# PROBLEM DESCRIPTION:
Check each line of the listing below for the string "организации", and give only how many lines hold it.

====== SUPPLIED INFORMATION

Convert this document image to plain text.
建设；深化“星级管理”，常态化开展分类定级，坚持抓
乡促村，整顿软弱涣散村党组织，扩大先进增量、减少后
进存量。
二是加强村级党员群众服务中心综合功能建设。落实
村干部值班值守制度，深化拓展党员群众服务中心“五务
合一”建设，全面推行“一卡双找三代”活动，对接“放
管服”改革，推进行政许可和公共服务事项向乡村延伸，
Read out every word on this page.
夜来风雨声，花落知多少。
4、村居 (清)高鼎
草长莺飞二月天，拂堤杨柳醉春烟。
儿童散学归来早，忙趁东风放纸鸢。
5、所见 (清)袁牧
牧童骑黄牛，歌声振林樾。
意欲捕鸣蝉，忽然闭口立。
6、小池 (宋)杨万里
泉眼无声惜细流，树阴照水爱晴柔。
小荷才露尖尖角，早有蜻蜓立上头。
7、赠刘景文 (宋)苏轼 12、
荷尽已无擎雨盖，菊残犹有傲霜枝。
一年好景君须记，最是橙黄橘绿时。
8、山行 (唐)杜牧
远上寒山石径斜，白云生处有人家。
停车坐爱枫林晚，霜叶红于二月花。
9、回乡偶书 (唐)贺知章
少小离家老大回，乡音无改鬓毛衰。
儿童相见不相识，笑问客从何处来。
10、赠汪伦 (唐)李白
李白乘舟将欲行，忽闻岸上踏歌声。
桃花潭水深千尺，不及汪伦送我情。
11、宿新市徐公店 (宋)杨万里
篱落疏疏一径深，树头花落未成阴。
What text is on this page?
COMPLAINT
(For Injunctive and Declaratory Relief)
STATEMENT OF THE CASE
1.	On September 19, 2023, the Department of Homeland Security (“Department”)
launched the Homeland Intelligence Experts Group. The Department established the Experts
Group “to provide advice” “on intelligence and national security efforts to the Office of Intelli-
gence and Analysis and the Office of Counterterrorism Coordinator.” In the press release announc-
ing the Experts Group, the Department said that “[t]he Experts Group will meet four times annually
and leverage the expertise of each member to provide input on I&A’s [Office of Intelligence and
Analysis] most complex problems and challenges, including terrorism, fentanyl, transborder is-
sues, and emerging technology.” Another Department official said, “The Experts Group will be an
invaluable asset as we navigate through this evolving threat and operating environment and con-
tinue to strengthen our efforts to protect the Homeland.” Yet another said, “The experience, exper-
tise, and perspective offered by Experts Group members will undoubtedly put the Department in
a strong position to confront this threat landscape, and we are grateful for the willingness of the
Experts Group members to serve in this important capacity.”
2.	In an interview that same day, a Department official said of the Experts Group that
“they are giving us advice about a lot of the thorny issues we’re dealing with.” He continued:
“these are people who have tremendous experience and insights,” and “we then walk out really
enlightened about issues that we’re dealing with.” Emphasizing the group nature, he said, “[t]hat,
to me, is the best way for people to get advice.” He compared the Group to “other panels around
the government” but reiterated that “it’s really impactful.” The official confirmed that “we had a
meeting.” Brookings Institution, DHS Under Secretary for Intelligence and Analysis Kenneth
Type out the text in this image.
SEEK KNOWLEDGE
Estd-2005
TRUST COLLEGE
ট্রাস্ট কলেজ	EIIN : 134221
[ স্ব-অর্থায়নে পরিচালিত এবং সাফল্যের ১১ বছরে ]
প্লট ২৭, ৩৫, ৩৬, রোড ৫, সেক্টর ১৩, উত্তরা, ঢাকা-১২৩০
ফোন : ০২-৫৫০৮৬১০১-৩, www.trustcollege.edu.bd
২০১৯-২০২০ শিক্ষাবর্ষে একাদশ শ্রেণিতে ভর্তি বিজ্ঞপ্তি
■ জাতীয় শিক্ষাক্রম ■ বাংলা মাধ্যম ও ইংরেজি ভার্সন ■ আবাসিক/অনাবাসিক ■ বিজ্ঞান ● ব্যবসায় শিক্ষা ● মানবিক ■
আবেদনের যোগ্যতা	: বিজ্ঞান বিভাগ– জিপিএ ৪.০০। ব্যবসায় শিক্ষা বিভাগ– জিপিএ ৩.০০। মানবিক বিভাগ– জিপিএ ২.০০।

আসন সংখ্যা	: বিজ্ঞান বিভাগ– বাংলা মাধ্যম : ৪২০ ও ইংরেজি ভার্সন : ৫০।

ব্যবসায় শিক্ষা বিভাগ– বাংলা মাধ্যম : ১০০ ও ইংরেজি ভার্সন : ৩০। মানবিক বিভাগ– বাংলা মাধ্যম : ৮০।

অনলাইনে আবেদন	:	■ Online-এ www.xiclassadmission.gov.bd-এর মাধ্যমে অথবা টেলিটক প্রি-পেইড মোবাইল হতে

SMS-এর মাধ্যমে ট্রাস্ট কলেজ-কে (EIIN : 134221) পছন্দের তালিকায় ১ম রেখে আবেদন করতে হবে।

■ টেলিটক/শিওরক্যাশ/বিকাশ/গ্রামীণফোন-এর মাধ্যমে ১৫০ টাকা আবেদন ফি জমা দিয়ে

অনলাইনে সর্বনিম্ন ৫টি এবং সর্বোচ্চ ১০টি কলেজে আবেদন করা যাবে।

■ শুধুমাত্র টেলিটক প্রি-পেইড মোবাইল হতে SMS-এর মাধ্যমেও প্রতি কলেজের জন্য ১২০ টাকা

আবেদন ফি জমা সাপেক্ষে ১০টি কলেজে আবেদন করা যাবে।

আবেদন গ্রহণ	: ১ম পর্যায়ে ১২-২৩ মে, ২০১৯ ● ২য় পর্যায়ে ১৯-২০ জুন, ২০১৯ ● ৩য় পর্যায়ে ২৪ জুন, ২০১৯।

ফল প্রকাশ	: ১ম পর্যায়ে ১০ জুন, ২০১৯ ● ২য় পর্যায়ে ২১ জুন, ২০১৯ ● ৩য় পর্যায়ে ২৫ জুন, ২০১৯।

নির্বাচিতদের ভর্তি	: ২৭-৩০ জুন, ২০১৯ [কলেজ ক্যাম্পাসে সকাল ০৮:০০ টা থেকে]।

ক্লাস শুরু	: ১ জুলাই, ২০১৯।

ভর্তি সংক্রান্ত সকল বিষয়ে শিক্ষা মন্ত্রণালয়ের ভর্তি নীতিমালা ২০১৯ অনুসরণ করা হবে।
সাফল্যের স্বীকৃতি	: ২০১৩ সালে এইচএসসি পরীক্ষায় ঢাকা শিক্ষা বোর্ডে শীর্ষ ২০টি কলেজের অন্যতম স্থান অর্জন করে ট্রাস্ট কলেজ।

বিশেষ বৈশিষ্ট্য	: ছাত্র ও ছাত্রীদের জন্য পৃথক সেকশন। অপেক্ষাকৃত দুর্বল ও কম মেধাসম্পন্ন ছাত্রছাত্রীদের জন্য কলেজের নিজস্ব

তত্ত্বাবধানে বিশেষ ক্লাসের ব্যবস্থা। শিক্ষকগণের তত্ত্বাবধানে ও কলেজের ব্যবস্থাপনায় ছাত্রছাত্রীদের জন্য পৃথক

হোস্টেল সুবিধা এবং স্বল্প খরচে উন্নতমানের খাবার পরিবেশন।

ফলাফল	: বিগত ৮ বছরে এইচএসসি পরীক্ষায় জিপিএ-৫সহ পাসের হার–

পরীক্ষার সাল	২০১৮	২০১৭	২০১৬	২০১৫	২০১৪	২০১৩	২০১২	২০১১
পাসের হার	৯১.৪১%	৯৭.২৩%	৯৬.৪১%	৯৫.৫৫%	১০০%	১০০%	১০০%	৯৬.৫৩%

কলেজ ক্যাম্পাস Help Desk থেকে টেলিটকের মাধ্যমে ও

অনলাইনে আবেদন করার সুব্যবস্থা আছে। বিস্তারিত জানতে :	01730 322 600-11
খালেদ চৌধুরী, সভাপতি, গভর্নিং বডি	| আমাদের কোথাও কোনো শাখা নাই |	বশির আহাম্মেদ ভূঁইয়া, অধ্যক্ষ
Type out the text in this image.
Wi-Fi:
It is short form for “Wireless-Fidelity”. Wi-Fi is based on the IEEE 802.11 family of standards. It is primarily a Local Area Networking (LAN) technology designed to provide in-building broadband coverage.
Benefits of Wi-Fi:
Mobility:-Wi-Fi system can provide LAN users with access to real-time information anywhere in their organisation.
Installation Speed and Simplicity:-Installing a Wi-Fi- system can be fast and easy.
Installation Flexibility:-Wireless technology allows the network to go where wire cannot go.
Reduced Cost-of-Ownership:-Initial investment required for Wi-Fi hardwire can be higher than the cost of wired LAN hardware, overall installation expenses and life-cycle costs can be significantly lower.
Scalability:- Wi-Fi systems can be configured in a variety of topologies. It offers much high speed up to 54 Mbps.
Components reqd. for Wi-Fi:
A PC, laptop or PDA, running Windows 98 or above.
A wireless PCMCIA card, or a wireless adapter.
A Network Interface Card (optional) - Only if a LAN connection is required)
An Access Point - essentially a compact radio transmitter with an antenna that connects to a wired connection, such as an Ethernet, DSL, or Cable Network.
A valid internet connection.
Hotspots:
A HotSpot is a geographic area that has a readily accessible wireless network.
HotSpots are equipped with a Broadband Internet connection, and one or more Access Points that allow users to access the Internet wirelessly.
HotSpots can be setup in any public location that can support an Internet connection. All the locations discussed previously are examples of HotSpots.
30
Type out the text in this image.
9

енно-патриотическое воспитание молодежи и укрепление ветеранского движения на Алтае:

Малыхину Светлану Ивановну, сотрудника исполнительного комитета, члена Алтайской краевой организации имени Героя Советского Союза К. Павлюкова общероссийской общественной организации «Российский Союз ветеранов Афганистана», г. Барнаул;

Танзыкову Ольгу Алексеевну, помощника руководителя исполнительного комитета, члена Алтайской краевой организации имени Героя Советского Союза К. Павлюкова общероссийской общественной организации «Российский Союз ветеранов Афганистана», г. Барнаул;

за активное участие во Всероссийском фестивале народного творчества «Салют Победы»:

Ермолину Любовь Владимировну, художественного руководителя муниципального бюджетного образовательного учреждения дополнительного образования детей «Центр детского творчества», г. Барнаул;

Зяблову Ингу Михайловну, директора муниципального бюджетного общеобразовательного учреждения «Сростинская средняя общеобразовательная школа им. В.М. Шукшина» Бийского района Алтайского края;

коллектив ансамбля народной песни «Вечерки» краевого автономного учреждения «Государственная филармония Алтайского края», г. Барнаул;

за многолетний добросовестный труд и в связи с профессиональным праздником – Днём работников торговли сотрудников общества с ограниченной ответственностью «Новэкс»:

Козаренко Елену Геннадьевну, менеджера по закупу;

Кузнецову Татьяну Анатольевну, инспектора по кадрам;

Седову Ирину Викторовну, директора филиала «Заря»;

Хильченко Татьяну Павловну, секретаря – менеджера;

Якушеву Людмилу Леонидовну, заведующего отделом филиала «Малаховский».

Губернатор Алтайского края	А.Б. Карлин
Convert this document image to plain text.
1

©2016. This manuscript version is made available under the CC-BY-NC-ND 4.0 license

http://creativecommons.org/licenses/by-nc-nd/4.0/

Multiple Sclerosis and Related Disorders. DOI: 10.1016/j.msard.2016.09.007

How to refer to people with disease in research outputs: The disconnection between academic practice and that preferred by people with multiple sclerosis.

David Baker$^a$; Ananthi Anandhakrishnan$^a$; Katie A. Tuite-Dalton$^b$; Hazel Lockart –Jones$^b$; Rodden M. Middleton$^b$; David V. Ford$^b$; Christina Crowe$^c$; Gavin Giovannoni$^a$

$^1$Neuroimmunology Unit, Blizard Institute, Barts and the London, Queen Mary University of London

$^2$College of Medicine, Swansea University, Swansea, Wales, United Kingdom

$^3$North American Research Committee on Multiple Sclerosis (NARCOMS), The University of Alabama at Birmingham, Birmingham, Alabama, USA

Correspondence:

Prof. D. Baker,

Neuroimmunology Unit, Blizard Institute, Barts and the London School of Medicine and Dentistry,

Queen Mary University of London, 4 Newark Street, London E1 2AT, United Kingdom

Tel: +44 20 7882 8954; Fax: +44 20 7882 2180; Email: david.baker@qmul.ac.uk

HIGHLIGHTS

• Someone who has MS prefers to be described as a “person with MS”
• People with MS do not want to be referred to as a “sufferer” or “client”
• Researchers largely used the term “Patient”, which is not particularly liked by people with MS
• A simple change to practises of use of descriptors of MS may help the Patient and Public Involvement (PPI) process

============

# FULL ANSWER:
2